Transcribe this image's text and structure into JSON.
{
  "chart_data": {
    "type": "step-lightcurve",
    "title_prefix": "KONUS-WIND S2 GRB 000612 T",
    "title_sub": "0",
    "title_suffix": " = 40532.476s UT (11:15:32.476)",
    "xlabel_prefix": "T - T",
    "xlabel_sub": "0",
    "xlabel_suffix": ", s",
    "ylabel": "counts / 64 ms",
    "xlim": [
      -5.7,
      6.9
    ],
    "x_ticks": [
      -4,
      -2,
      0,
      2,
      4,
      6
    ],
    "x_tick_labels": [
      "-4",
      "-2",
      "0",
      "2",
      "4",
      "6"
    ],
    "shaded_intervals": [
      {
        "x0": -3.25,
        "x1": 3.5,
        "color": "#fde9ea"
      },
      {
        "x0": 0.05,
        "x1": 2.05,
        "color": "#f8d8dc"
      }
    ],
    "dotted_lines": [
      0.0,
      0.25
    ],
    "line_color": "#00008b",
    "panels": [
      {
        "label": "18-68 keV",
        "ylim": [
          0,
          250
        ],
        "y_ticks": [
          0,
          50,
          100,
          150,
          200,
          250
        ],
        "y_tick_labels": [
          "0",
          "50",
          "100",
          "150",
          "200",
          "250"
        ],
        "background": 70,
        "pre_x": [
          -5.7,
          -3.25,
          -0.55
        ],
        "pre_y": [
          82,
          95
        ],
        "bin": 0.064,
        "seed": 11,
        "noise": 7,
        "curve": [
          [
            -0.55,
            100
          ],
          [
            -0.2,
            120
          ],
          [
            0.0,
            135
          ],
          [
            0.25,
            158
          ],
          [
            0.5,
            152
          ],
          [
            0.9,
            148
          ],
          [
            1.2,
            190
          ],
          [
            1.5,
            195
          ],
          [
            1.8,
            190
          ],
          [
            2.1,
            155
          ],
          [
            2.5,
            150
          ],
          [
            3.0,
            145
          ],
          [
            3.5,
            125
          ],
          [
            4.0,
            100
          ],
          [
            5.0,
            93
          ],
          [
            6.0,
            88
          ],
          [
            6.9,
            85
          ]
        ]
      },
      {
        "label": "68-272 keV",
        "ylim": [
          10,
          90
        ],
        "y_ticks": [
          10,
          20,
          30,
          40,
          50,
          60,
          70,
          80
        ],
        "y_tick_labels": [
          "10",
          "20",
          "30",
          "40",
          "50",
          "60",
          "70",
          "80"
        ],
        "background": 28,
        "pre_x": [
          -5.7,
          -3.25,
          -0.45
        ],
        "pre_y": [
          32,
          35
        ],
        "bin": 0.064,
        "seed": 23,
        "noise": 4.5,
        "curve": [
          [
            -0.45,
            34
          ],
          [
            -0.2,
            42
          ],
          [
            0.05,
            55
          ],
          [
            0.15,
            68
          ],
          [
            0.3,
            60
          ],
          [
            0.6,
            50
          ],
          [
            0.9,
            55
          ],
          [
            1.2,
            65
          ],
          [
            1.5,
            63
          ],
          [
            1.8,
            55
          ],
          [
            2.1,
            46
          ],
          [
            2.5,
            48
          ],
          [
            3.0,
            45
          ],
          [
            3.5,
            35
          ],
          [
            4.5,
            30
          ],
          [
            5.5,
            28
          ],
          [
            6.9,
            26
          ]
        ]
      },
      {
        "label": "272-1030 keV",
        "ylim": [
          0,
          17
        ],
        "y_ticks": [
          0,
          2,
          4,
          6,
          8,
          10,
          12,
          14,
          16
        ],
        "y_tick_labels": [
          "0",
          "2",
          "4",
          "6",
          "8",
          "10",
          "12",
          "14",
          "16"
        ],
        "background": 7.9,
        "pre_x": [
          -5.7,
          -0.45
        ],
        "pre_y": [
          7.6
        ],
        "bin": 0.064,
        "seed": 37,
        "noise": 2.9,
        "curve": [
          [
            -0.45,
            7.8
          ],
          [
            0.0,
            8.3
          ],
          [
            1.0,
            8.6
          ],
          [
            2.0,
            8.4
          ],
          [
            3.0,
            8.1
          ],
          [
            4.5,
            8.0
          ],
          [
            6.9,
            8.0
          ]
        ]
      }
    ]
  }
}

==============================

Retype the material above, line by line, exactly.

Written reply:
Transcribe this image's text and structure into JSON.
{
  "chart_data": {
    "type": "step-lightcurve",
    "title_prefix": "KONUS-WIND S2 GRB 000612 T",
    "title_sub": "0",
    "title_suffix": " = 40532.476s UT (11:15:32.476)",
    "xlabel_prefix": "T - T",
    "xlabel_sub": "0",
    "xlabel_suffix": ", s",
    "ylabel": "counts / 64 ms",
    "xlim": [
      -5.7,
      6.9
    ],
    "x_ticks": [
      -4,
      -2,
      0,
      2,
      4,
      6
    ],
    "x_tick_labels": [
      "-4",
      "-2",
      "0",
      "2",
      "4",
      "6"
    ],
    "shaded_intervals": [
      {
        "x0": -3.25,
        "x1": 3.5,
        "color": "#fde9ea"
      },
      {
        "x0": 0.05,
        "x1": 2.05,
        "color": "#f8d8dc"
      }
    ],
    "dotted_lines": [
      0.0,
      0.25
    ],
    "line_color": "#00008b",
    "panels": [
      {
        "label": "18-68 keV",
        "ylim": [
          0,
          250
        ],
        "y_ticks": [
          0,
          50,
          100,
          150,
          200,
          250
        ],
        "y_tick_labels": [
          "0",
          "50",
          "100",
          "150",
          "200",
          "250"
        ],
        "background": 70,
        "pre_x": [
          -5.7,
          -3.25,
          -0.55
        ],
        "pre_y": [
          82,
          95
        ],
        "bin": 0.064,
        "seed": 11,
        "noise": 7,
        "curve": [
          [
            -0.55,
            100
          ],
          [
            -0.2,
            120
          ],
          [
            0.0,
            135
          ],
          [
            0.25,
            158
          ],
          [
            0.5,
            152
          ],
          [
            0.9,
            148
          ],
          [
            1.2,
            190
          ],
          [
            1.5,
            195
          ],
          [
            1.8,
            190
          ],
          [
            2.1,
            155
          ],
          [
            2.5,
            150
          ],
          [
            3.0,
            145
          ],
          [
            3.5,
            125
          ],
          [
            4.0,
            100
          ],
          [
            5.0,
            93
          ],
          [
            6.0,
            88
          ],
          [
            6.9,
            85
          ]
        ]
      },
      {
        "label": "68-272 keV",
        "ylim": [
          10,
          90
        ],
        "y_ticks": [
          10,
          20,
          30,
          40,
          50,
          60,
          70,
          80
        ],
        "y_tick_labels": [
          "10",
          "20",
          "30",
          "40",
          "50",
          "60",
          "70",
          "80"
        ],
        "background": 28,
        "pre_x": [
          -5.7,
          -3.25,
          -0.45
        ],
        "pre_y": [
          32,
          35
        ],
        "bin": 0.064,
        "seed": 23,
        "noise": 4.5,
        "curve": [
          [
            -0.45,
            34
          ],
          [
            -0.2,
            42
          ],
          [
            0.05,
            55
          ],
          [
            0.15,
            68
          ],
          [
            0.3,
            60
          ],
          [
            0.6,
            50
          ],
          [
            0.9,
            55
          ],
          [
            1.2,
            65
          ],
          [
            1.5,
            63
          ],
          [
            1.8,
            55
          ],
          [
            2.1,
            46
          ],
          [
            2.5,
            48
          ],
          [
            3.0,
            45
          ],
          [
            3.5,
            35
          ],
          [
            4.5,
            30
          ],
          [
            5.5,
            28
          ],
          [
            6.9,
            26
          ]
        ]
      },
      {
        "label": "272-1030 keV",
        "ylim": [
          0,
          17
        ],
        "y_ticks": [
          0,
          2,
          4,
          6,
          8,
          10,
          12,
          14,
          16
        ],
        "y_tick_labels": [
          "0",
          "2",
          "4",
          "6",
          "8",
          "10",
          "12",
          "14",
          "16"
        ],
        "background": 7.9,
        "pre_x": [
          -5.7,
          -0.45
        ],
        "pre_y": [
          7.6
        ],
        "bin": 0.064,
        "seed": 37,
        "noise": 2.9,
        "curve": [
          [
            -0.45,
            7.8
          ],
          [
            0.0,
            8.3
          ],
          [
            1.0,
            8.6
          ],
          [
            2.0,
            8.4
          ],
          [
            3.0,
            8.1
          ],
          [
            4.5,
            8.0
          ],
          [
            6.9,
            8.0
          ]
        ]
      }
    ]
  }
}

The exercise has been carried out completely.